PROBLEM DESCRIPTION: Each line of the data must be given back verbatim, with pictures removed.

THE DATA:
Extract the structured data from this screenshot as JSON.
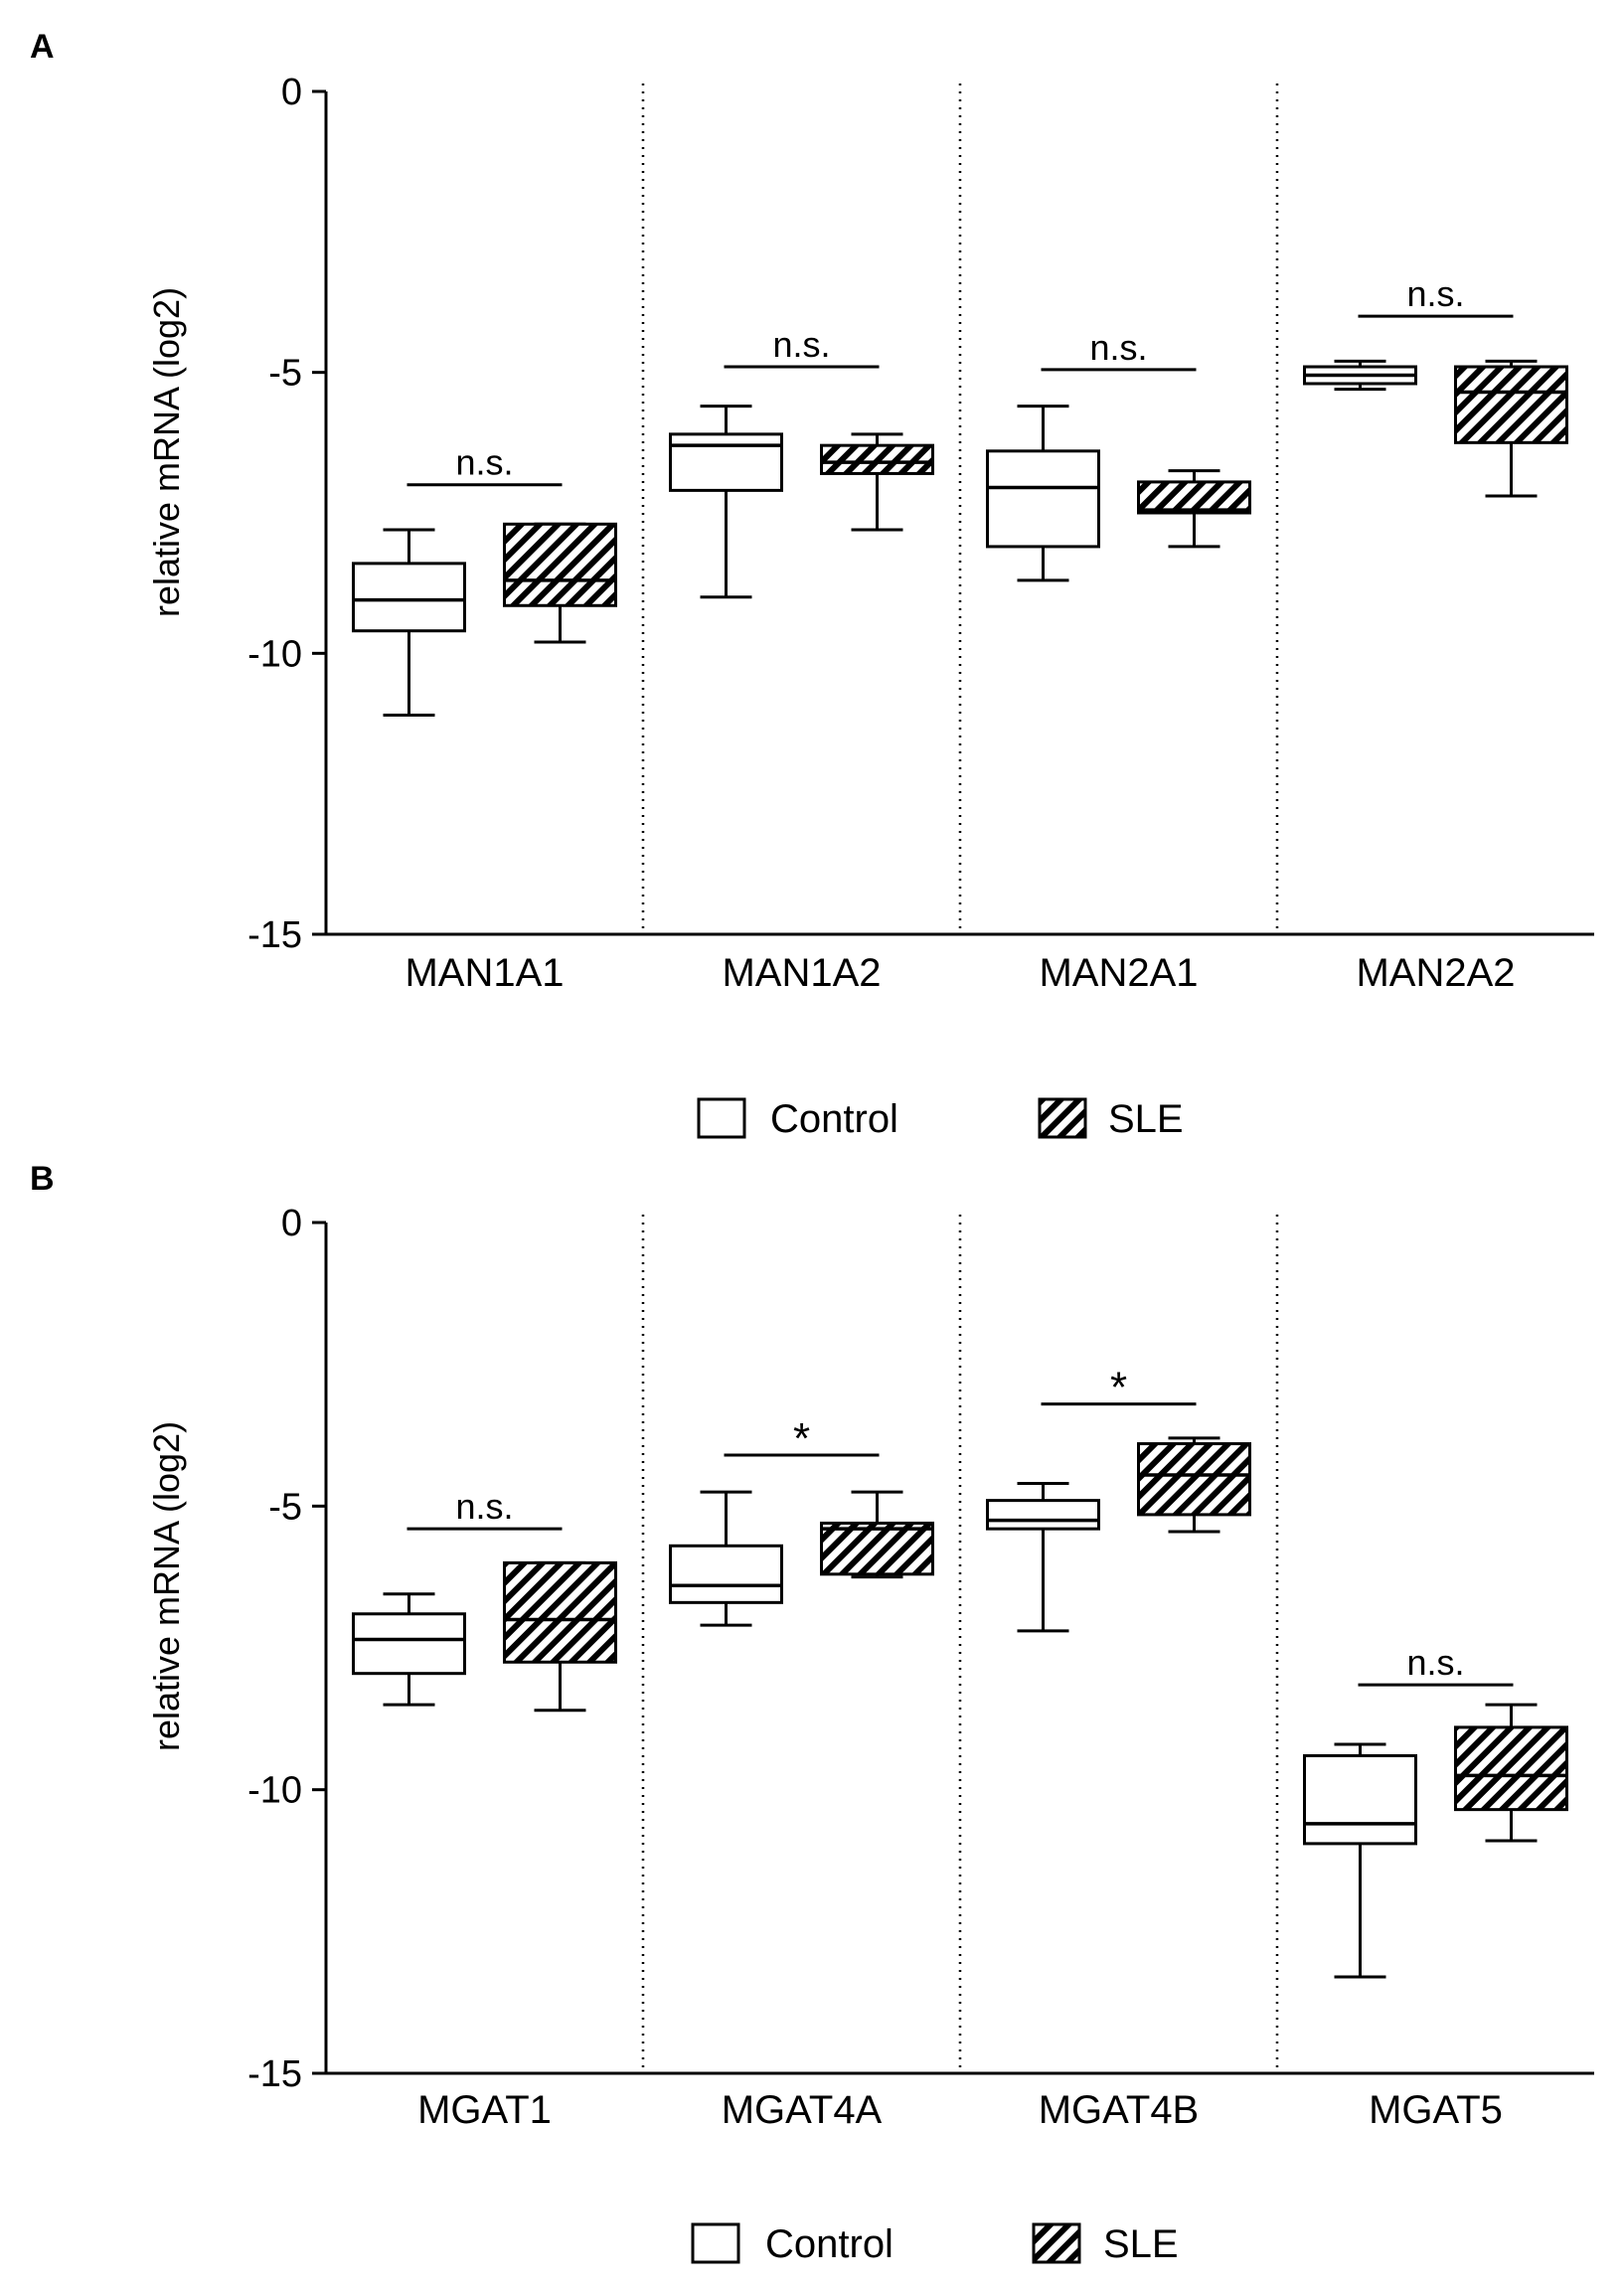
{
  "colors": {
    "ink": "#000000",
    "background": "#ffffff"
  },
  "legend": {
    "control_label": "Control",
    "sle_label": "SLE"
  },
  "chart_data": [
    {
      "type": "box",
      "panel_label": "A",
      "ylabel": "relative mRNA (log2)",
      "ylim": [
        -15,
        0
      ],
      "yticks": [
        0,
        -5,
        -10,
        -15
      ],
      "categories": [
        "MAN1A1",
        "MAN1A2",
        "MAN2A1",
        "MAN2A2"
      ],
      "series": [
        {
          "name": "Control",
          "pattern": "open",
          "boxes": [
            {
              "min": -11.1,
              "q1": -9.6,
              "median": -9.05,
              "q3": -8.4,
              "max": -7.8
            },
            {
              "min": -9.0,
              "q1": -7.1,
              "median": -6.3,
              "q3": -6.1,
              "max": -5.6
            },
            {
              "min": -8.7,
              "q1": -8.1,
              "median": -7.05,
              "q3": -6.4,
              "max": -5.6
            },
            {
              "min": -5.3,
              "q1": -5.2,
              "median": -5.05,
              "q3": -4.9,
              "max": -4.8
            }
          ]
        },
        {
          "name": "SLE",
          "pattern": "hatched",
          "boxes": [
            {
              "min": -9.8,
              "q1": -9.15,
              "median": -8.7,
              "q3": -7.7,
              "max": -7.7
            },
            {
              "min": -7.8,
              "q1": -6.8,
              "median": -6.6,
              "q3": -6.3,
              "max": -6.1
            },
            {
              "min": -8.1,
              "q1": -7.5,
              "median": -7.45,
              "q3": -6.95,
              "max": -6.75
            },
            {
              "min": -7.2,
              "q1": -6.25,
              "median": -5.35,
              "q3": -4.9,
              "max": -4.8
            }
          ]
        }
      ],
      "significance": [
        {
          "label": "n.s.",
          "y": -7.0
        },
        {
          "label": "n.s.",
          "y": -4.9
        },
        {
          "label": "n.s.",
          "y": -4.95
        },
        {
          "label": "n.s.",
          "y": -4.0
        }
      ]
    },
    {
      "type": "box",
      "panel_label": "B",
      "ylabel": "relative mRNA (log2)",
      "ylim": [
        -15,
        0
      ],
      "yticks": [
        0,
        -5,
        -10,
        -15
      ],
      "categories": [
        "MGAT1",
        "MGAT4A",
        "MGAT4B",
        "MGAT5"
      ],
      "series": [
        {
          "name": "Control",
          "pattern": "open",
          "boxes": [
            {
              "min": -8.5,
              "q1": -7.95,
              "median": -7.35,
              "q3": -6.9,
              "max": -6.55
            },
            {
              "min": -7.1,
              "q1": -6.7,
              "median": -6.4,
              "q3": -5.7,
              "max": -4.75
            },
            {
              "min": -7.2,
              "q1": -5.4,
              "median": -5.25,
              "q3": -4.9,
              "max": -4.6
            },
            {
              "min": -13.3,
              "q1": -10.95,
              "median": -10.6,
              "q3": -9.4,
              "max": -9.2
            }
          ]
        },
        {
          "name": "SLE",
          "pattern": "hatched",
          "boxes": [
            {
              "min": -8.6,
              "q1": -7.75,
              "median": -7.0,
              "q3": -6.0,
              "max": -6.0
            },
            {
              "min": -6.25,
              "q1": -6.2,
              "median": -5.4,
              "q3": -5.3,
              "max": -4.75
            },
            {
              "min": -5.45,
              "q1": -5.15,
              "median": -4.45,
              "q3": -3.9,
              "max": -3.8
            },
            {
              "min": -10.9,
              "q1": -10.35,
              "median": -9.75,
              "q3": -8.9,
              "max": -8.5
            }
          ]
        }
      ],
      "significance": [
        {
          "label": "n.s.",
          "y": -5.4
        },
        {
          "label": "*",
          "y": -4.1
        },
        {
          "label": "*",
          "y": -3.2
        },
        {
          "label": "n.s.",
          "y": -8.15
        }
      ]
    }
  ]
}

SOLUTION TO THE PROBLEM:
Extract the structured data from this screenshot as JSON.
{
  "colors": {
    "ink": "#000000",
    "background": "#ffffff"
  },
  "legend": {
    "control_label": "Control",
    "sle_label": "SLE"
  },
  "chart_data": [
    {
      "type": "box",
      "panel_label": "A",
      "ylabel": "relative mRNA (log2)",
      "ylim": [
        -15,
        0
      ],
      "yticks": [
        0,
        -5,
        -10,
        -15
      ],
      "categories": [
        "MAN1A1",
        "MAN1A2",
        "MAN2A1",
        "MAN2A2"
      ],
      "series": [
        {
          "name": "Control",
          "pattern": "open",
          "boxes": [
            {
              "min": -11.1,
              "q1": -9.6,
              "median": -9.05,
              "q3": -8.4,
              "max": -7.8
            },
            {
              "min": -9.0,
              "q1": -7.1,
              "median": -6.3,
              "q3": -6.1,
              "max": -5.6
            },
            {
              "min": -8.7,
              "q1": -8.1,
              "median": -7.05,
              "q3": -6.4,
              "max": -5.6
            },
            {
              "min": -5.3,
              "q1": -5.2,
              "median": -5.05,
              "q3": -4.9,
              "max": -4.8
            }
          ]
        },
        {
          "name": "SLE",
          "pattern": "hatched",
          "boxes": [
            {
              "min": -9.8,
              "q1": -9.15,
              "median": -8.7,
              "q3": -7.7,
              "max": -7.7
            },
            {
              "min": -7.8,
              "q1": -6.8,
              "median": -6.6,
              "q3": -6.3,
              "max": -6.1
            },
            {
              "min": -8.1,
              "q1": -7.5,
              "median": -7.45,
              "q3": -6.95,
              "max": -6.75
            },
            {
              "min": -7.2,
              "q1": -6.25,
              "median": -5.35,
              "q3": -4.9,
              "max": -4.8
            }
          ]
        }
      ],
      "significance": [
        {
          "label": "n.s.",
          "y": -7.0
        },
        {
          "label": "n.s.",
          "y": -4.9
        },
        {
          "label": "n.s.",
          "y": -4.95
        },
        {
          "label": "n.s.",
          "y": -4.0
        }
      ]
    },
    {
      "type": "box",
      "panel_label": "B",
      "ylabel": "relative mRNA (log2)",
      "ylim": [
        -15,
        0
      ],
      "yticks": [
        0,
        -5,
        -10,
        -15
      ],
      "categories": [
        "MGAT1",
        "MGAT4A",
        "MGAT4B",
        "MGAT5"
      ],
      "series": [
        {
          "name": "Control",
          "pattern": "open",
          "boxes": [
            {
              "min": -8.5,
              "q1": -7.95,
              "median": -7.35,
              "q3": -6.9,
              "max": -6.55
            },
            {
              "min": -7.1,
              "q1": -6.7,
              "median": -6.4,
              "q3": -5.7,
              "max": -4.75
            },
            {
              "min": -7.2,
              "q1": -5.4,
              "median": -5.25,
              "q3": -4.9,
              "max": -4.6
            },
            {
              "min": -13.3,
              "q1": -10.95,
              "median": -10.6,
              "q3": -9.4,
              "max": -9.2
            }
          ]
        },
        {
          "name": "SLE",
          "pattern": "hatched",
          "boxes": [
            {
              "min": -8.6,
              "q1": -7.75,
              "median": -7.0,
              "q3": -6.0,
              "max": -6.0
            },
            {
              "min": -6.25,
              "q1": -6.2,
              "median": -5.4,
              "q3": -5.3,
              "max": -4.75
            },
            {
              "min": -5.45,
              "q1": -5.15,
              "median": -4.45,
              "q3": -3.9,
              "max": -3.8
            },
            {
              "min": -10.9,
              "q1": -10.35,
              "median": -9.75,
              "q3": -8.9,
              "max": -8.5
            }
          ]
        }
      ],
      "significance": [
        {
          "label": "n.s.",
          "y": -5.4
        },
        {
          "label": "*",
          "y": -4.1
        },
        {
          "label": "*",
          "y": -3.2
        },
        {
          "label": "n.s.",
          "y": -8.15
        }
      ]
    }
  ]
}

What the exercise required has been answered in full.